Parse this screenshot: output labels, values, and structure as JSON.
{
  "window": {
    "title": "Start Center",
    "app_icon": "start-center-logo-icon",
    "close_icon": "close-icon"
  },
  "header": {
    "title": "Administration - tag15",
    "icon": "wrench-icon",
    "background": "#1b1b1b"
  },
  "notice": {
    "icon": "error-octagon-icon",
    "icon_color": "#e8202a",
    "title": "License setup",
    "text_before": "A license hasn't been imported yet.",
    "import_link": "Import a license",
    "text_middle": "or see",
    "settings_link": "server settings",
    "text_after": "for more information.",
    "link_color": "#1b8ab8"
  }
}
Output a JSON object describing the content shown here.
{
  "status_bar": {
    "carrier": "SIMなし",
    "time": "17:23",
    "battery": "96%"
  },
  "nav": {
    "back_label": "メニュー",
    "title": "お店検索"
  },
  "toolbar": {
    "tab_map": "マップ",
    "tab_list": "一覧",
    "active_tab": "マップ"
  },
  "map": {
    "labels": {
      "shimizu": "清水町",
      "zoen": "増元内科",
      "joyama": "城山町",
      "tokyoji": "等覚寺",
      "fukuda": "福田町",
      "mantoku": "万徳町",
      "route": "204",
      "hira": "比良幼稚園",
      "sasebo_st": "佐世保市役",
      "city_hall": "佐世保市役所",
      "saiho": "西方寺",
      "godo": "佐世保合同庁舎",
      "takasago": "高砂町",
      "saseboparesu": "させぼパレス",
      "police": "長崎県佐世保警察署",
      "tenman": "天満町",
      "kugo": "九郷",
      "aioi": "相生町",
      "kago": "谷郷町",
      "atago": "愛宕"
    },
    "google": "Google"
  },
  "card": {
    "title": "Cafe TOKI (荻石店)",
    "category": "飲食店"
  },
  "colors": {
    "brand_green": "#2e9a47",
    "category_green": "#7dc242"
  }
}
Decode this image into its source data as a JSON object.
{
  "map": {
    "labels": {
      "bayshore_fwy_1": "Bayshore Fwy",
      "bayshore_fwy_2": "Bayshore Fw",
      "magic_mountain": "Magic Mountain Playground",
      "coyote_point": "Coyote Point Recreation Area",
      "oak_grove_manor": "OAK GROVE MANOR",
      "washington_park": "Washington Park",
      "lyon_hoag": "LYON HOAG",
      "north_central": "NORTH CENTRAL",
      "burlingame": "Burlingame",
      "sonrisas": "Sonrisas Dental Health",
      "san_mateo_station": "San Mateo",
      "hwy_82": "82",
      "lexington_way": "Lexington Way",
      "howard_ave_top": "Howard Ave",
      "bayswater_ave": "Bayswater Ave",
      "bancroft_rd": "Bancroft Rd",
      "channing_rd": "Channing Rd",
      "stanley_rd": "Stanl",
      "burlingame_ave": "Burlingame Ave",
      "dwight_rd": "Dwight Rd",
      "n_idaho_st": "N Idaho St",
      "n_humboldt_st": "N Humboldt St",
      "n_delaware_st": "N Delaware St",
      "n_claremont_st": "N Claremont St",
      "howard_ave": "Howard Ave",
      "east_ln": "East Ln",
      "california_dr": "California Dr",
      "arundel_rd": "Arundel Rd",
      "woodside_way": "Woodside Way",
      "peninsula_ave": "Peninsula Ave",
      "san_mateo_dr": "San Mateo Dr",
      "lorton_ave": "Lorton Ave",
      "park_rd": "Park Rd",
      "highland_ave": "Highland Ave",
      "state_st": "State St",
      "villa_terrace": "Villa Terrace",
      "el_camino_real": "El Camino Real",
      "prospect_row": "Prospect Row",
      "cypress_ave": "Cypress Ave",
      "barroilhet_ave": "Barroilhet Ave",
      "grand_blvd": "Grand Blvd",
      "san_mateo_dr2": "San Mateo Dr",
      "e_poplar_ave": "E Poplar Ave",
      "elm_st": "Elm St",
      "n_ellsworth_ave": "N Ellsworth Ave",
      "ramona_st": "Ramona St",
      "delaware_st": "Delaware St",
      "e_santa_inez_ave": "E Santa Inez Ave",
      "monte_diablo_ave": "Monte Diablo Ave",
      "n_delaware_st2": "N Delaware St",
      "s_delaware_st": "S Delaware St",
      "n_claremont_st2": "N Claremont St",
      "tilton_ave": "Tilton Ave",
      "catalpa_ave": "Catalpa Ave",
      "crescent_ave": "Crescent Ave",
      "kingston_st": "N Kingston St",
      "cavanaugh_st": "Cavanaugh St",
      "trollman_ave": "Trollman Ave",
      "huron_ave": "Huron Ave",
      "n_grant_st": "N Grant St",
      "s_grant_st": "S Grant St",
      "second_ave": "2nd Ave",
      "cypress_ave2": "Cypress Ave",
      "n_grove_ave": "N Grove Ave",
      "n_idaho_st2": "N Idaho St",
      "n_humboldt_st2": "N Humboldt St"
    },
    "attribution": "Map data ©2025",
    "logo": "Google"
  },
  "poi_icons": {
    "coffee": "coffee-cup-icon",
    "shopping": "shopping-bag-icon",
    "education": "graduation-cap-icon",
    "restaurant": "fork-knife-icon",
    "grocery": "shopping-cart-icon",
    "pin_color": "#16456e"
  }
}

SET TASK:
Extract each record, keeping it identical to the original.

CORRECT RESULT:
Parse this screenshot: output labels, values, and structure as JSON.
{
  "window": {
    "title": "Start Center",
    "app_icon": "start-center-logo-icon",
    "close_icon": "close-icon"
  },
  "header": {
    "title": "Administration - tag15",
    "icon": "wrench-icon",
    "background": "#1b1b1b"
  },
  "notice": {
    "icon": "error-octagon-icon",
    "icon_color": "#e8202a",
    "title": "License setup",
    "text_before": "A license hasn't been imported yet.",
    "import_link": "Import a license",
    "text_middle": "or see",
    "settings_link": "server settings",
    "text_after": "for more information.",
    "link_color": "#1b8ab8"
  }
}
Output a JSON object describing the content shown here.
{
  "status_bar": {
    "carrier": "SIMなし",
    "time": "17:23",
    "battery": "96%"
  },
  "nav": {
    "back_label": "メニュー",
    "title": "お店検索"
  },
  "toolbar": {
    "tab_map": "マップ",
    "tab_list": "一覧",
    "active_tab": "マップ"
  },
  "map": {
    "labels": {
      "shimizu": "清水町",
      "zoen": "増元内科",
      "joyama": "城山町",
      "tokyoji": "等覚寺",
      "fukuda": "福田町",
      "mantoku": "万徳町",
      "route": "204",
      "hira": "比良幼稚園",
      "sasebo_st": "佐世保市役",
      "city_hall": "佐世保市役所",
      "saiho": "西方寺",
      "godo": "佐世保合同庁舎",
      "takasago": "高砂町",
      "saseboparesu": "させぼパレス",
      "police": "長崎県佐世保警察署",
      "tenman": "天満町",
      "kugo": "九郷",
      "aioi": "相生町",
      "kago": "谷郷町",
      "atago": "愛宕"
    },
    "google": "Google"
  },
  "card": {
    "title": "Cafe TOKI (荻石店)",
    "category": "飲食店"
  },
  "colors": {
    "brand_green": "#2e9a47",
    "category_green": "#7dc242"
  }
}
Decode this image into its source data as a JSON object.
{
  "map": {
    "labels": {
      "bayshore_fwy_1": "Bayshore Fwy",
      "bayshore_fwy_2": "Bayshore Fw",
      "magic_mountain": "Magic Mountain Playground",
      "coyote_point": "Coyote Point Recreation Area",
      "oak_grove_manor": "OAK GROVE MANOR",
      "washington_park": "Washington Park",
      "lyon_hoag": "LYON HOAG",
      "north_central": "NORTH CENTRAL",
      "burlingame": "Burlingame",
      "sonrisas": "Sonrisas Dental Health",
      "san_mateo_station": "San Mateo",
      "hwy_82": "82",
      "lexington_way": "Lexington Way",
      "howard_ave_top": "Howard Ave",
      "bayswater_ave": "Bayswater Ave",
      "bancroft_rd": "Bancroft Rd",
      "channing_rd": "Channing Rd",
      "stanley_rd": "Stanl",
      "burlingame_ave": "Burlingame Ave",
      "dwight_rd": "Dwight Rd",
      "n_idaho_st": "N Idaho St",
      "n_humboldt_st": "N Humboldt St",
      "n_delaware_st": "N Delaware St",
      "n_claremont_st": "N Claremont St",
      "howard_ave": "Howard Ave",
      "east_ln": "East Ln",
      "california_dr": "California Dr",
      "arundel_rd": "Arundel Rd",
      "woodside_way": "Woodside Way",
      "peninsula_ave": "Peninsula Ave",
      "san_mateo_dr": "San Mateo Dr",
      "lorton_ave": "Lorton Ave",
      "park_rd": "Park Rd",
      "highland_ave": "Highland Ave",
      "state_st": "State St",
      "villa_terrace": "Villa Terrace",
      "el_camino_real": "El Camino Real",
      "prospect_row": "Prospect Row",
      "cypress_ave": "Cypress Ave",
      "barroilhet_ave": "Barroilhet Ave",
      "grand_blvd": "Grand Blvd",
      "san_mateo_dr2": "San Mateo Dr",
      "e_poplar_ave": "E Poplar Ave",
      "elm_st": "Elm St",
      "n_ellsworth_ave": "N Ellsworth Ave",
      "ramona_st": "Ramona St",
      "delaware_st": "Delaware St",
      "e_santa_inez_ave": "E Santa Inez Ave",
      "monte_diablo_ave": "Monte Diablo Ave",
      "n_delaware_st2": "N Delaware St",
      "s_delaware_st": "S Delaware St",
      "n_claremont_st2": "N Claremont St",
      "tilton_ave": "Tilton Ave",
      "catalpa_ave": "Catalpa Ave",
      "crescent_ave": "Crescent Ave",
      "kingston_st": "N Kingston St",
      "cavanaugh_st": "Cavanaugh St",
      "trollman_ave": "Trollman Ave",
      "huron_ave": "Huron Ave",
      "n_grant_st": "N Grant St",
      "s_grant_st": "S Grant St",
      "second_ave": "2nd Ave",
      "cypress_ave2": "Cypress Ave",
      "n_grove_ave": "N Grove Ave",
      "n_idaho_st2": "N Idaho St",
      "n_humboldt_st2": "N Humboldt St"
    },
    "attribution": "Map data ©2025",
    "logo": "Google"
  },
  "poi_icons": {
    "coffee": "coffee-cup-icon",
    "shopping": "shopping-bag-icon",
    "education": "graduation-cap-icon",
    "restaurant": "fork-knife-icon",
    "grocery": "shopping-cart-icon",
    "pin_color": "#16456e"
  }
}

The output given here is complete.